ENTRIES SHOWN —
▼▼▼
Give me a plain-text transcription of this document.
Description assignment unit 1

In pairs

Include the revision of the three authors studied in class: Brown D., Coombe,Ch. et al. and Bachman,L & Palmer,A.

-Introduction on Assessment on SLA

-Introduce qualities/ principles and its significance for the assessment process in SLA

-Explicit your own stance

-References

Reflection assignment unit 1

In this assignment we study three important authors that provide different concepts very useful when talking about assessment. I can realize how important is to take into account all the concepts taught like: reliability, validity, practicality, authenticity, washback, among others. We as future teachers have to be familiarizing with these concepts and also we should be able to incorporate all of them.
▲▲▲
DIRECTIONS —
Take the lines above and retype all of them exactly.

WRITTEN ANSWER —
Give me a plain-text transcription of this document.
Description assignment unit 1

In pairs

Include the revision of the three authors studied in class: Brown D., Coombe,Ch. et al. and Bachman,L & Palmer,A.

-Introduction on Assessment on SLA

-Introduce qualities/ principles and its significance for the assessment process in SLA

-Explicit your own stance

-References

Reflection assignment unit 1

In this assignment we study three important authors that provide different concepts very useful when talking about assessment. I can realize how important is to take into account all the concepts taught like: reliability, validity, practicality, authenticity, washback, among others. We as future teachers have to be familiarizing with these concepts and also we should be able to incorporate all of them.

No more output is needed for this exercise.